## Exercise description:
Transcribe all the entries word for word, but omit the images.

## Task data:
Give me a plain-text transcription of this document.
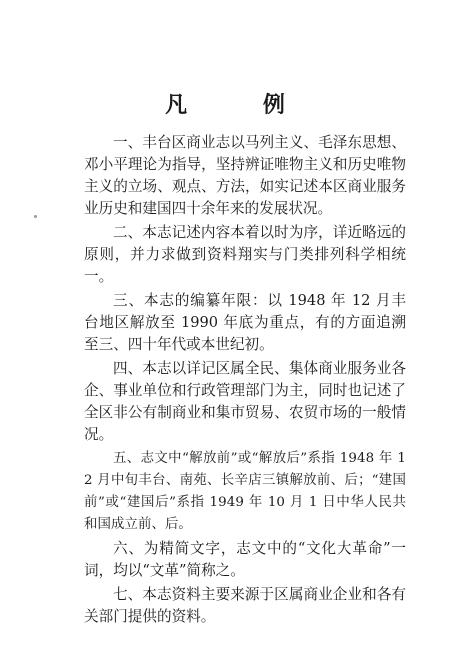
凡 例

一、丰台区商业志以马列主义、毛泽东思想、邓小平理论为指导，坚持辨证唯物主义和历史唯物主义的立场、观点、方法，如实记述本区商业服务业历史和建国四十余年来的发展状况。

二、本志记述内容本着以时为序，详近略远的原则，并力求做到资料翔实与门类排列科学相统一。

三、本志的编纂年限：以 1948 年 12 月丰台地区解放至 1990 年底为重点，有的方面追溯至三、四十年代或本世纪初。

四、本志以详记区属全民、集体商业服务业各企、事业单位和行政管理部门为主，同时也记述了全区非公有制商业和集市贸易、农贸市场的一般情况。

五、志文中“解放前”或“解放后”系指 1948 年 12 月中旬丰台、南苑、长辛店三镇解放前、后；“建国前”或“建国后”系指 1949 年 10 月 1 日中华人民共和国成立前、后。

六、为精简文字，志文中的“文化大革命”一词，均以“文革”简称之。

七、本志资料主要来源于区属商业企业和各有关部门提供的资料。
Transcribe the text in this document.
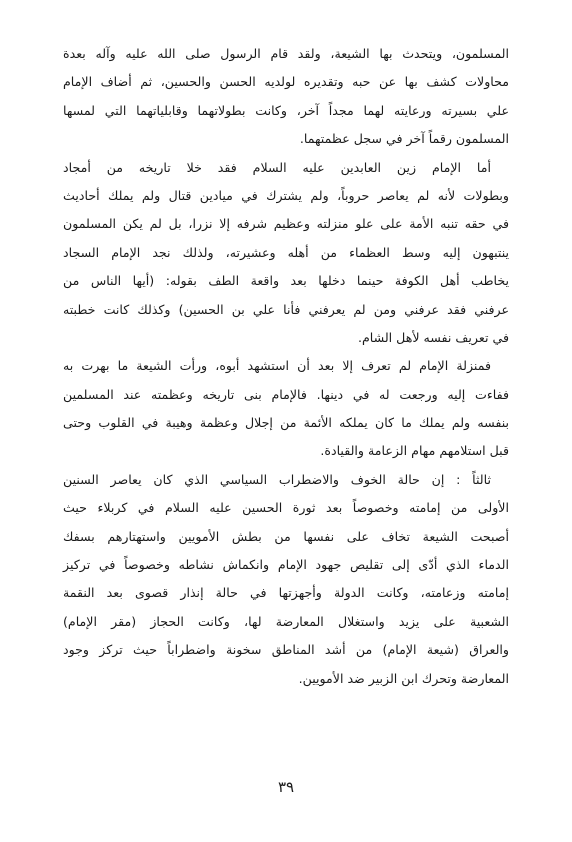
المسلمون، ويتحدث بها الشيعة، ولقد قام الرسول صلى الله عليه وآله بعدة
محاولات كشف بها عن حبه وتقديره لولديه الحسن والحسين، ثم أضاف الإمام
علي بسيرته ورعايته لهما مجداً آخر، وكانت بطولاتهما وقابلياتهما التي لمسها
المسلمون رقماً آخر في سجل عظمتهما.
أما الإمام زين العابدين عليه السلام فقد خلا تاريخه من أمجاد
وبطولات لأنه لم يعاصر حروباً، ولم يشترك في ميادين قتال ولم يملك أحاديث
في حقه تنبه الأمة على علو منزلته وعظيم شرفه إلا نزرا، بل لم يكن المسلمون
ينتبهون إليه وسط العظماء من أهله وعشيرته، ولذلك نجد الإمام السجاد
يخاطب أهل الكوفة حينما دخلها بعد واقعة الطف بقوله: (أيها الناس من
عرفني فقد عرفني ومن لم يعرفني فأنا علي بن الحسين) وكذلك كانت خطبته
في تعريف نفسه لأهل الشام.
فمنزلة الإمام لم تعرف إلا بعد أن استشهد أبوه، ورأت الشيعة ما بهرت به
ففاءت إليه ورجعت له في دينها. فالإمام بنى تاريخه وعظمته عند المسلمين
بنفسه ولم يملك ما كان يملكه الأئمة من إجلال وعظمة وهيبة في القلوب وحتى
قبل استلامهم مهام الزعامة والقيادة.
ثالثاً : إن حالة الخوف والاضطراب السياسي الذي كان يعاصر السنين
الأولى من إمامته وخصوصاً بعد ثورة الحسين عليه السلام في كربلاء حيث
أصبحت الشيعة تخاف على نفسها من بطش الأمويين واستهتارهم بسفك
الدماء الذي أدّى إلى تقليص جهود الإمام وانكماش نشاطه وخصوصاً في تركيز
إمامته وزعامته، وكانت الدولة وأجهزتها في حالة إنذار قصوى بعد النقمة
الشعبية على يزيد واستغلال المعارضة لها، وكانت الحجاز (مقر الإمام)
والعراق (شيعة الإمام) من أشد المناطق سخونة واضطراباً حيث تركز وجود
المعارضة وتحرك ابن الزبير ضد الأمويين.
٣٩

## Worked answer:
Give me a plain-text transcription of this document.
凡 例

一、丰台区商业志以马列主义、毛泽东思想、邓小平理论为指导，坚持辨证唯物主义和历史唯物主义的立场、观点、方法，如实记述本区商业服务业历史和建国四十余年来的发展状况。

二、本志记述内容本着以时为序，详近略远的原则，并力求做到资料翔实与门类排列科学相统一。

三、本志的编纂年限：以 1948 年 12 月丰台地区解放至 1990 年底为重点，有的方面追溯至三、四十年代或本世纪初。

四、本志以详记区属全民、集体商业服务业各企、事业单位和行政管理部门为主，同时也记述了全区非公有制商业和集市贸易、农贸市场的一般情况。

五、志文中“解放前”或“解放后”系指 1948 年 12 月中旬丰台、南苑、长辛店三镇解放前、后；“建国前”或“建国后”系指 1949 年 10 月 1 日中华人民共和国成立前、后。

六、为精简文字，志文中的“文化大革命”一词，均以“文革”简称之。

七、本志资料主要来源于区属商业企业和各有关部门提供的资料。
Transcribe the text in this document.
المسلمون، ويتحدث بها الشيعة، ولقد قام الرسول صلى الله عليه وآله بعدة
محاولات كشف بها عن حبه وتقديره لولديه الحسن والحسين، ثم أضاف الإمام
علي بسيرته ورعايته لهما مجداً آخر، وكانت بطولاتهما وقابلياتهما التي لمسها
المسلمون رقماً آخر في سجل عظمتهما.
أما الإمام زين العابدين عليه السلام فقد خلا تاريخه من أمجاد
وبطولات لأنه لم يعاصر حروباً، ولم يشترك في ميادين قتال ولم يملك أحاديث
في حقه تنبه الأمة على علو منزلته وعظيم شرفه إلا نزرا، بل لم يكن المسلمون
ينتبهون إليه وسط العظماء من أهله وعشيرته، ولذلك نجد الإمام السجاد
يخاطب أهل الكوفة حينما دخلها بعد واقعة الطف بقوله: (أيها الناس من
عرفني فقد عرفني ومن لم يعرفني فأنا علي بن الحسين) وكذلك كانت خطبته
في تعريف نفسه لأهل الشام.
فمنزلة الإمام لم تعرف إلا بعد أن استشهد أبوه، ورأت الشيعة ما بهرت به
ففاءت إليه ورجعت له في دينها. فالإمام بنى تاريخه وعظمته عند المسلمين
بنفسه ولم يملك ما كان يملكه الأئمة من إجلال وعظمة وهيبة في القلوب وحتى
قبل استلامهم مهام الزعامة والقيادة.
ثالثاً : إن حالة الخوف والاضطراب السياسي الذي كان يعاصر السنين
الأولى من إمامته وخصوصاً بعد ثورة الحسين عليه السلام في كربلاء حيث
أصبحت الشيعة تخاف على نفسها من بطش الأمويين واستهتارهم بسفك
الدماء الذي أدّى إلى تقليص جهود الإمام وانكماش نشاطه وخصوصاً في تركيز
إمامته وزعامته، وكانت الدولة وأجهزتها في حالة إنذار قصوى بعد النقمة
الشعبية على يزيد واستغلال المعارضة لها، وكانت الحجاز (مقر الإمام)
والعراق (شيعة الإمام) من أشد المناطق سخونة واضطراباً حيث تركز وجود
المعارضة وتحرك ابن الزبير ضد الأمويين.
٣٩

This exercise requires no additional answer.